*課題の内容*: 人事と社員の幸せを扱った本文を、最後に示された文の後から書き継いでください。

*ページ本文*:
◆ ◆ ◆ ◆ ◆ ◆ ◆

人事は社員の働くことと幸せを考えるべきか?

 会社、人事は働く人の幸せをどこまで考えるべきなのでしょうか?会社によってポリシーが別れるところかも知れませんが、ここでは幸福とパフォーマンスは関連性があるとして、進めたいと思います。

幸せは感じるもの

 幸せを会社、組織として人事施策に組み込むことを考える時に注意しないといけないことは幸せは主観的なものであり、何かと比べて図る事が難しいものだということだ。もし測ろうとすると、個人ごとに大切だと感じる順番や水準を理想と現在の自己の認識とを比べ、その差を測ることはできるのではないかと思う。
 そして、この要素はハイジーンファクター(衛生要因)と同じように離職につながるものでないかと考える。そして、幸せの要素とハイジーンファクターには関連性があるのではないかと思った。

 そしてもう一つ大切なのは、今、どう感じているかと合わせて、将来どうなりそうかという自己認識も幸せ(ハイジーンファクター)に影響をもたらすと考える。今つらくても、近い将来に改善されそうと感じれば、それは幸せだと感じられる要因になりうる。また、逆に今は大丈夫と感じていて、将来に不安があれば不満足要因となる。

◆ ◆ ◆ ◆ ◆ ◆ ◆

*提供された行*:
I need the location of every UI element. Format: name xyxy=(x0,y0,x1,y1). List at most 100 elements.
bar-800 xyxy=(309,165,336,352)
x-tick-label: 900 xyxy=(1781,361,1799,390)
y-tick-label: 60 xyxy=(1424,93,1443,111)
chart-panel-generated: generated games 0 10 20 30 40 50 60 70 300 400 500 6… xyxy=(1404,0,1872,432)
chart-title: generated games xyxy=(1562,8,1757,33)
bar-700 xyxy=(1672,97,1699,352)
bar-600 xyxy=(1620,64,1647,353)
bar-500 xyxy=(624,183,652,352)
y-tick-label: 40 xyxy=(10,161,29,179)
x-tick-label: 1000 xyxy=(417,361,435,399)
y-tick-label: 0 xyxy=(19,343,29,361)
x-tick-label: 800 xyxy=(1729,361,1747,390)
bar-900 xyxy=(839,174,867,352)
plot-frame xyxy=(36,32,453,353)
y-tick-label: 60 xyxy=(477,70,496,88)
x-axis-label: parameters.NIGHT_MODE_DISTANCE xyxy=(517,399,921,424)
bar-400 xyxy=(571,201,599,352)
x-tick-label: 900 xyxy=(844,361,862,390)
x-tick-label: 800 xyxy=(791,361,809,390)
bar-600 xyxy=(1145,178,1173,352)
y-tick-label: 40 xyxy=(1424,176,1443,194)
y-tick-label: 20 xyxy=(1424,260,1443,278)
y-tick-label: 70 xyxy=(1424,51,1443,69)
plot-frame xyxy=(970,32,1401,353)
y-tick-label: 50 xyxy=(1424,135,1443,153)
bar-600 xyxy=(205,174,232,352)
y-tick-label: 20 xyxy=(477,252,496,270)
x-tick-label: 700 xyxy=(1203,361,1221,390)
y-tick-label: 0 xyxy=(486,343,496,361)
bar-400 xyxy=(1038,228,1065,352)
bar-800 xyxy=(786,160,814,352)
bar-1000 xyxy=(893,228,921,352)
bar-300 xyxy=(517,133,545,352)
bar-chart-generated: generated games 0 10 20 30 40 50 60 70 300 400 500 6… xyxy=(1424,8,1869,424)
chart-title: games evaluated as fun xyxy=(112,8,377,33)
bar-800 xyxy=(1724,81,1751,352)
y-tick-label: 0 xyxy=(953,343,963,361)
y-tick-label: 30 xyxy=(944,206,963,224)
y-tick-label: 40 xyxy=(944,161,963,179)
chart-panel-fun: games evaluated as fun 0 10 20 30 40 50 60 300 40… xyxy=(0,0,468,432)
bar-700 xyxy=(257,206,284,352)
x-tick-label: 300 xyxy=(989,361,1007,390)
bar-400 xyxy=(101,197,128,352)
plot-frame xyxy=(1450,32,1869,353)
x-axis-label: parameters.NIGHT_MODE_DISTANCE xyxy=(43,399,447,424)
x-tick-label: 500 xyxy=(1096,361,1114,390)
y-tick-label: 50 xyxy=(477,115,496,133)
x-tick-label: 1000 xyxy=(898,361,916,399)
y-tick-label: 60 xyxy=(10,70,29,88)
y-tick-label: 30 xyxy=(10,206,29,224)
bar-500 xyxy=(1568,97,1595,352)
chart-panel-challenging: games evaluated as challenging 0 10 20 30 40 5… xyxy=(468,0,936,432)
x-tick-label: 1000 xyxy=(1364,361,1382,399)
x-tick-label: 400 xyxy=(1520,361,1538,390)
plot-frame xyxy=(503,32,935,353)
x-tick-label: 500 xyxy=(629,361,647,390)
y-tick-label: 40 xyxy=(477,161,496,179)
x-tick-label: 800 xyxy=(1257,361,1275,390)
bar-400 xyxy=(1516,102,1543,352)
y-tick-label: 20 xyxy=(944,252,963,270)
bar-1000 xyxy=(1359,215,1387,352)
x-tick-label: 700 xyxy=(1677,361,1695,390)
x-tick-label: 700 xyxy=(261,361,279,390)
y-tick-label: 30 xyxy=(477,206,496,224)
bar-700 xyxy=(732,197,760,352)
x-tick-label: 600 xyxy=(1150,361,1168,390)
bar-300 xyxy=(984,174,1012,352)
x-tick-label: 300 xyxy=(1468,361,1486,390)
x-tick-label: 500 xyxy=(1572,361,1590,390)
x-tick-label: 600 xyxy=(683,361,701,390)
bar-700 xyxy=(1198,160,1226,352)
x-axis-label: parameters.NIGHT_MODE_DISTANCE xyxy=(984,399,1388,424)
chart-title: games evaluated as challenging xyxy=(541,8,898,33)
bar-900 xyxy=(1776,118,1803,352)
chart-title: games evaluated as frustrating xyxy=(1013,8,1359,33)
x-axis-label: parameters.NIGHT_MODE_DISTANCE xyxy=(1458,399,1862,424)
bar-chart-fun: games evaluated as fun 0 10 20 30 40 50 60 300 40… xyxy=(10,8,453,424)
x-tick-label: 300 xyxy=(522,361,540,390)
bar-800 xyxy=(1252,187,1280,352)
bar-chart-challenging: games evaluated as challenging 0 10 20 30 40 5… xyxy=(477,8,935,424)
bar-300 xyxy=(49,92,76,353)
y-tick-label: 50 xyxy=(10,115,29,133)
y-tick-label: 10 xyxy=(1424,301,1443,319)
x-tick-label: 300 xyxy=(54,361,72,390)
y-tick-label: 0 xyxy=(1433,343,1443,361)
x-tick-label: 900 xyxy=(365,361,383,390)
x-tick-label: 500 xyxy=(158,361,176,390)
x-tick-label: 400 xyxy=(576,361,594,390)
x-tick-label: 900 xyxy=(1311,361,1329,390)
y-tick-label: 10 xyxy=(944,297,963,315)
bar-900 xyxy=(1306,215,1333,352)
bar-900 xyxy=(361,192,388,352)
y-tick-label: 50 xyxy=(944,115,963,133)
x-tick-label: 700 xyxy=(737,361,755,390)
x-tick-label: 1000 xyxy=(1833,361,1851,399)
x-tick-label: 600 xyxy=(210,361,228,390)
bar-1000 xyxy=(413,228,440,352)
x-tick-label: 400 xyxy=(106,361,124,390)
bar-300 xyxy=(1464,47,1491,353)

◆ ◆ ◆ ◆ ◆ ◆ ◆

*回答*:
 人事としては短期的、長期的な視点で人事施策を考える必要があり、メルカリのmerciboxはそうした制度設計の背景がある。

LYKKE(リュッケ)から考える人事施策

幸せに関わる要素として6つが紹介されている。

 一体感 、 お金 、 健康
 自由  、 信頼 、 親切

TOGETHERNESS(一体感)、KINDNESS(親切)

 どうすれば一体感を感じられるか?を考えてみると、それば共にあると感じられる居場所、関係をいかにしてつくるかということになる。

 場所についてですが、これは自身の座席という要素が大きい気がする。
 フリーアドレスやABW(Activity Based Working)といった固定した座席を持たないオフィスやリモートワークも広がりを見せているが、やはり自分の座席というのは物理的に居場所とそこにいていいんだという感覚を与えてくれる

 次に人との関係ですが、まずは違いを知るという事が必要だと思う。
その為には、社内の組織図名簿(小学校の頃にやったようなサイン帳のようなもの)をオンラインに作成し、全社員に公開しておくことから始めたい。
 組織図は自らの名前、場所を視覚的に確認できるし、座席と同じ効果があるような気がする。名簿はコミュニケーションのきっかけにもなるし、顔と名前がわからなくなる問題を少し軽減してくれる。名簿は半年に1回程度更新するように全社員に言うのがよいと思う。
 他に具体的な施策としては、入社時のウェルカムランチ、経営陣とのランチ、部活動、入社年・入社月が同じ同期会などが効果的だと思う。
 チーム内だけでなく、斜めの関係で助けてくれる人がいると、不安は軽減されるだろう。
 また、お昼ご飯を誰かと食べることは幸福や会社の居場所感に大きく影響すると思う。ランチやコミュニケーションを促進することは一体感、親切を醸成できる。
 互いに知り合うことで、おせっかいをやける、気にし合える関係になる。

MONEY(お金)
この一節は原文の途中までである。